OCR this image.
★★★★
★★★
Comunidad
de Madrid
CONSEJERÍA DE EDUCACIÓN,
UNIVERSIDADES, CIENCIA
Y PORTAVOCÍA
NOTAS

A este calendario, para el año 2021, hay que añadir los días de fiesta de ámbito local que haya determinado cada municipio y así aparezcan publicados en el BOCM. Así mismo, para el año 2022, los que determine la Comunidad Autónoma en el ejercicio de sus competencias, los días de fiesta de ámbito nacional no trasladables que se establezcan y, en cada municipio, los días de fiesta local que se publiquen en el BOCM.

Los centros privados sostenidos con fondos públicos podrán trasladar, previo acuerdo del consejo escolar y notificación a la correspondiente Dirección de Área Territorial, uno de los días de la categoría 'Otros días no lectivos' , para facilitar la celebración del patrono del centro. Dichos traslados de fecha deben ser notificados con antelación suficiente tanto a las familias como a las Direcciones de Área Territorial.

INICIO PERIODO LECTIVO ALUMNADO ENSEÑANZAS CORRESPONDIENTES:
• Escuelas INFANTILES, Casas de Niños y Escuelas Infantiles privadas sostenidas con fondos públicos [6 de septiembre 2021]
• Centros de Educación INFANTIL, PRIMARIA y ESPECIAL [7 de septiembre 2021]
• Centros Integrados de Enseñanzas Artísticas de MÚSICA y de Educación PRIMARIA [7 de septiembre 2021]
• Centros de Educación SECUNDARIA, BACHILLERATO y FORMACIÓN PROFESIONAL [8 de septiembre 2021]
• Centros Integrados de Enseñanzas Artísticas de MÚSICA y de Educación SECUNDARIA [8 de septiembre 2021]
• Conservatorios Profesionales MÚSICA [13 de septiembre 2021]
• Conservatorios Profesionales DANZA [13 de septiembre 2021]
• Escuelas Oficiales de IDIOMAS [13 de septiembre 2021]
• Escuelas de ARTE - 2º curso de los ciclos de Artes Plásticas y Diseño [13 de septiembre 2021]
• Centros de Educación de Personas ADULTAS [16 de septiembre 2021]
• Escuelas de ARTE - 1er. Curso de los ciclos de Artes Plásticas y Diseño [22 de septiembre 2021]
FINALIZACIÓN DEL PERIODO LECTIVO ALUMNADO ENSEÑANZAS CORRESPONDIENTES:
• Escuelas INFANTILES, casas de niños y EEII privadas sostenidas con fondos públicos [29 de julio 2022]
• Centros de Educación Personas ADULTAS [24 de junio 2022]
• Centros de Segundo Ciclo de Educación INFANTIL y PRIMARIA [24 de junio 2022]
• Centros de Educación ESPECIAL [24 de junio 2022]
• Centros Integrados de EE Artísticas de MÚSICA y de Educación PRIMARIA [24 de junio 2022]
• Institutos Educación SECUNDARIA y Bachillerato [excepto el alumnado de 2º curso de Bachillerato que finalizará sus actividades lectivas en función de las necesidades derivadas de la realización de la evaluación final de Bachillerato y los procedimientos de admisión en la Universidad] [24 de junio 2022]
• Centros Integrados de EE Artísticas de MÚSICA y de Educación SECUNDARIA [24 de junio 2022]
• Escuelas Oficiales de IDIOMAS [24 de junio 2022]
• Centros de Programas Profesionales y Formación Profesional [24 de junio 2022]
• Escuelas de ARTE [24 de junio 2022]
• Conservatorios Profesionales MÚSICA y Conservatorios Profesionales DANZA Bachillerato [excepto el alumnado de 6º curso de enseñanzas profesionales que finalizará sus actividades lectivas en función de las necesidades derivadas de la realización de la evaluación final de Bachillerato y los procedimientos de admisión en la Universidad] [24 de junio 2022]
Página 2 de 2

[Given request]
All of the lines above need to be given again exactly.

[Solution]
OCR this image.
★★★★
★★★
Comunidad
de Madrid
CONSEJERÍA DE EDUCACIÓN,
UNIVERSIDADES, CIENCIA
Y PORTAVOCÍA
NOTAS

A este calendario, para el año 2021, hay que añadir los días de fiesta de ámbito local que haya determinado cada municipio y así aparezcan publicados en el BOCM. Así mismo, para el año 2022, los que determine la Comunidad Autónoma en el ejercicio de sus competencias, los días de fiesta de ámbito nacional no trasladables que se establezcan y, en cada municipio, los días de fiesta local que se publiquen en el BOCM.

Los centros privados sostenidos con fondos públicos podrán trasladar, previo acuerdo del consejo escolar y notificación a la correspondiente Dirección de Área Territorial, uno de los días de la categoría 'Otros días no lectivos' , para facilitar la celebración del patrono del centro. Dichos traslados de fecha deben ser notificados con antelación suficiente tanto a las familias como a las Direcciones de Área Territorial.

INICIO PERIODO LECTIVO ALUMNADO ENSEÑANZAS CORRESPONDIENTES:
• Escuelas INFANTILES, Casas de Niños y Escuelas Infantiles privadas sostenidas con fondos públicos [6 de septiembre 2021]
• Centros de Educación INFANTIL, PRIMARIA y ESPECIAL [7 de septiembre 2021]
• Centros Integrados de Enseñanzas Artísticas de MÚSICA y de Educación PRIMARIA [7 de septiembre 2021]
• Centros de Educación SECUNDARIA, BACHILLERATO y FORMACIÓN PROFESIONAL [8 de septiembre 2021]
• Centros Integrados de Enseñanzas Artísticas de MÚSICA y de Educación SECUNDARIA [8 de septiembre 2021]
• Conservatorios Profesionales MÚSICA [13 de septiembre 2021]
• Conservatorios Profesionales DANZA [13 de septiembre 2021]
• Escuelas Oficiales de IDIOMAS [13 de septiembre 2021]
• Escuelas de ARTE - 2º curso de los ciclos de Artes Plásticas y Diseño [13 de septiembre 2021]
• Centros de Educación de Personas ADULTAS [16 de septiembre 2021]
• Escuelas de ARTE - 1er. Curso de los ciclos de Artes Plásticas y Diseño [22 de septiembre 2021]
FINALIZACIÓN DEL PERIODO LECTIVO ALUMNADO ENSEÑANZAS CORRESPONDIENTES:
• Escuelas INFANTILES, casas de niños y EEII privadas sostenidas con fondos públicos [29 de julio 2022]
• Centros de Educación Personas ADULTAS [24 de junio 2022]
• Centros de Segundo Ciclo de Educación INFANTIL y PRIMARIA [24 de junio 2022]
• Centros de Educación ESPECIAL [24 de junio 2022]
• Centros Integrados de EE Artísticas de MÚSICA y de Educación PRIMARIA [24 de junio 2022]
• Institutos Educación SECUNDARIA y Bachillerato [excepto el alumnado de 2º curso de Bachillerato que finalizará sus actividades lectivas en función de las necesidades derivadas de la realización de la evaluación final de Bachillerato y los procedimientos de admisión en la Universidad] [24 de junio 2022]
• Centros Integrados de EE Artísticas de MÚSICA y de Educación SECUNDARIA [24 de junio 2022]
• Escuelas Oficiales de IDIOMAS [24 de junio 2022]
• Centros de Programas Profesionales y Formación Profesional [24 de junio 2022]
• Escuelas de ARTE [24 de junio 2022]
• Conservatorios Profesionales MÚSICA y Conservatorios Profesionales DANZA Bachillerato [excepto el alumnado de 6º curso de enseñanzas profesionales que finalizará sus actividades lectivas en función de las necesidades derivadas de la realización de la evaluación final de Bachillerato y los procedimientos de admisión en la Universidad] [24 de junio 2022]
Página 2 de 2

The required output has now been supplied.